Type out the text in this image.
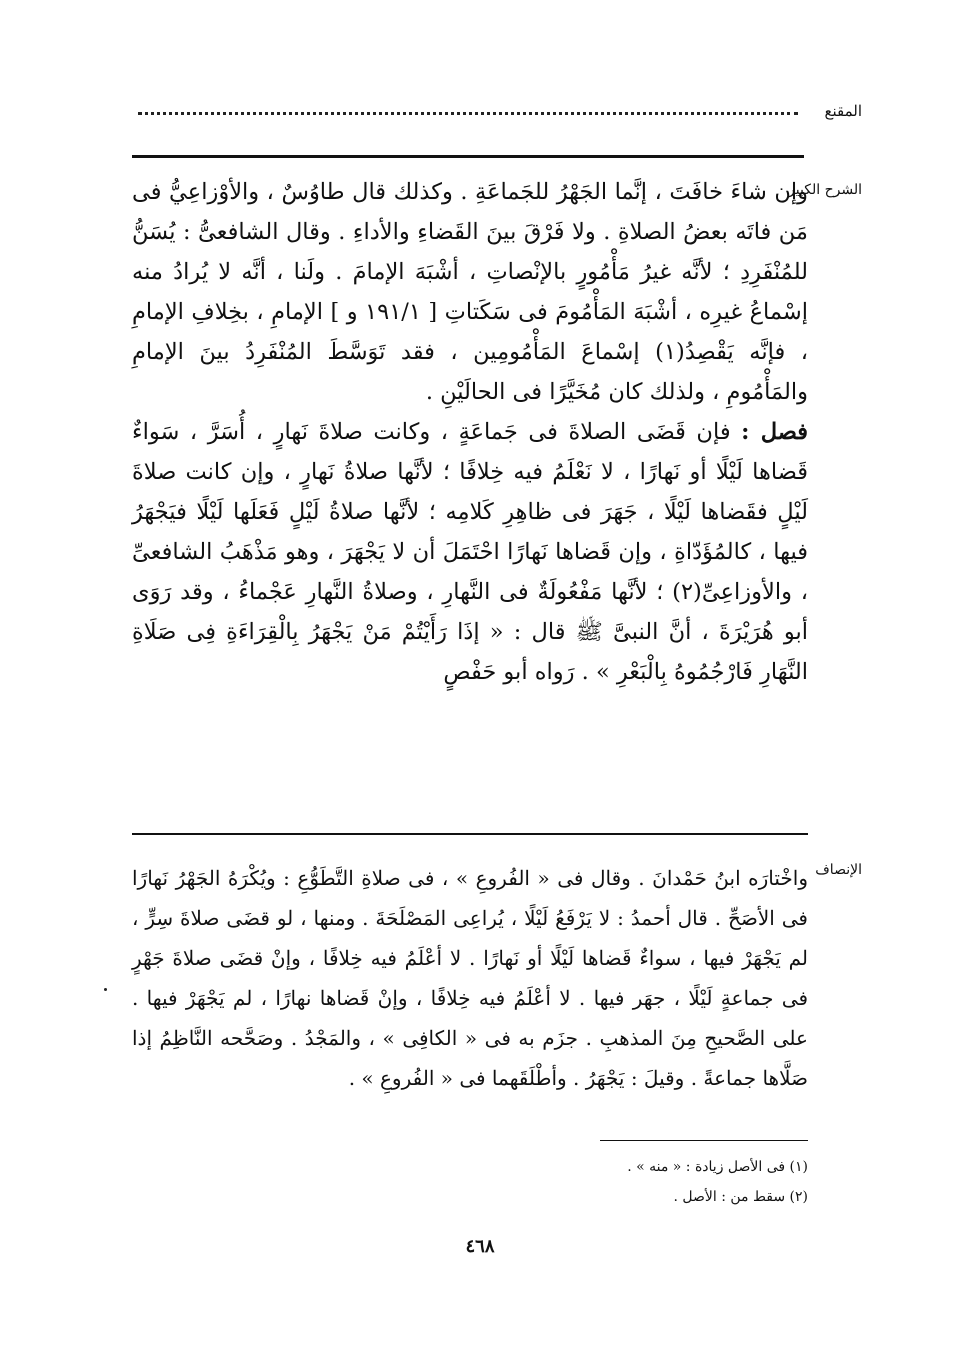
المقنع
الشرح الكبير

وإن شاءَ خافَتَ ، إنَّما الجَهْرُ للجَماعَةِ . وكذلك قال طاوُسٌ ، والأوْزاعِيُّ فى مَن فاتَه بعضُ الصلاةِ . ولا فَرْقَ بينَ القَضاءِ والأداءِ . وقال الشافعىُّ : يُسَنُّ للمُنْفَرِدِ ؛ لأنَّه غيرُ مَأْمُورٍ بالإنْصاتِ ، أشْبَهَ الإمامَ . ولَنا ، أنَّه لا يُرادُ منه إسْماعُ غيرِه ، أشْبَهَ المَأْمُومَ فى سَكَتاتِ [ ١٩١/١ و ] الإمامِ ، بخِلافِ الإمامِ ، فإنَّه يَقْصِدُ(١) إسْماعَ المَأْمُومِين ، فقد تَوَسَّطَ المُنْفَرِدُ بينَ الإمامِ والمَأْمُومِ ، ولذلك كان مُخَيَّرًا فى الحالَيْنِ .

فصل : فإن قَضَى الصلاةَ فى جَماعَةٍ ، وكانت صلاةَ نَهارٍ ، أُسَرَّ ، سَواءٌ قَضاها لَيْلًا أو نَهارًا ، لا نَعْلَمُ فيه خِلافًا ؛ لأنَّها صلاةُ نَهارٍ ، وإن كانت صلاةَ لَيْلٍ فقَضاها لَيْلًا ، جَهَرَ فى ظاهِرِ كَلامِه ؛ لأنَّها صلاةُ لَيْلٍ فَعَلَها لَيْلًا فيَجْهَرُ فيها ، كالمُؤَدّاةِ ، وإن قَضاها نَهارًا احْتَمَلَ أن لا يَجْهَرَ ، وهو مَذْهَبُ الشافعىِّ ، والأوزاعِىِّ(٢) ؛ لأنَّها مَفْعُولَةٌ فى النَّهارِ ، وصلاةُ النَّهارِ عَجْماءُ ، وقد رَوَى أبو هُرَيْرَةَ ، أنَّ النبىَّ ﷺ قال : « إذَا رَأَيْتُمْ مَنْ يَجْهَرُ بِالْقِرَاءَةِ فِى صَلَاةِ النَّهَارِ فَارْجُمُوهُ بِالْبَعْرِ » . رَواه أبو حَفْصٍ

الإنصاف

واخْتارَه ابنُ حَمْدانَ . وقال فى « الفُروعِ » ، فى صلاةِ التَّطَوُّعِ : ويُكْرَهُ الجَهْرُ نَهارًا فى الأصَحِّ . قال أحمدُ : لا يَرْفَعُ لَيْلًا ، يُراعِى المَصْلَحَةَ . ومنها ، لو قضَى صلاةَ سِرٍّ ، لم يَجْهَرْ فيها ، سواءٌ قَضاها لَيْلًا أو نَهارًا . لا أعْلَمُ فيه خِلافًا ، وإنْ قضَى صلاةَ جَهْرٍ فى جماعةٍ لَيْلًا ، جهَر فيها . لا أعْلَمُ فيه خِلافًا ، وإنْ قَضاها نهارًا ، لم يَجْهَرْ فيها . على الصَّحيحِ مِنَ المذهبِ . جزَم به فى « الكافِى » ، والمَجْدُ . وصَحَّحه النَّاظِمُ إذا صَلَّاها جماعةً . وقيلَ : يَجْهَرُ . وأطْلَقَهما فى « الفُروعِ » .

(١) فى الأصل زيادة : « منه » .
(٢) سقط من : الأصل .
٤٦٨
•••••
_WHAT IS EXPECTED_
Collect every line above that contains the word "الصلاة".

_RESPONSE BELOW_
وإن شاءَ خافَتَ ، إنَّما الجَهْرُ للجَماعَةِ . وكذلك قال طاوُسٌ ، والأوْزاعِيُّ فى مَن فاتَه بعضُ الصلاةِ . ولا فَرْقَ بينَ القَضاءِ والأداءِ . وقال الشافعىُّ : يُسَنُّ للمُنْفَرِدِ ؛ لأنَّه غيرُ مَأْمُورٍ بالإنْصاتِ ، أشْبَهَ الإمامَ . ولَنا ، أنَّه لا يُرادُ منه إسْماعُ غيرِه ، أشْبَهَ المَأْمُومَ فى سَكَتاتِ [ ١٩١/١ و ] الإمامِ ، بخِلافِ الإمامِ ، فإنَّه يَقْصِدُ(١) إسْماعَ المَأْمُومِين ، فقد تَوَسَّطَ المُنْفَرِدُ بينَ الإمامِ والمَأْمُومِ ، ولذلك كان مُخَيَّرًا فى الحالَيْنِ .
فصل : فإن قَضَى الصلاةَ فى جَماعَةٍ ، وكانت صلاةَ نَهارٍ ، أُسَرَّ ، سَواءٌ قَضاها لَيْلًا أو نَهارًا ، لا نَعْلَمُ فيه خِلافًا ؛ لأنَّها صلاةُ نَهارٍ ، وإن كانت صلاةَ لَيْلٍ فقَضاها لَيْلًا ، جَهَرَ فى ظاهِرِ كَلامِه ؛ لأنَّها صلاةُ لَيْلٍ فَعَلَها لَيْلًا فيَجْهَرُ فيها ، كالمُؤَدّاةِ ، وإن قَضاها نَهارًا احْتَمَلَ أن لا يَجْهَرَ ، وهو مَذْهَبُ الشافعىِّ ، والأوزاعِىِّ(٢) ؛ لأنَّها مَفْعُولَةٌ فى النَّهارِ ، وصلاةُ النَّهارِ عَجْماءُ ، وقد رَوَى أبو هُرَيْرَةَ ، أنَّ النبىَّ ﷺ قال : « إذَا رَأَيْتُمْ مَنْ يَجْهَرُ بِالْقِرَاءَةِ فِى صَلَاةِ النَّهَارِ فَارْجُمُوهُ بِالْبَعْرِ » . رَواه أبو حَفْصٍ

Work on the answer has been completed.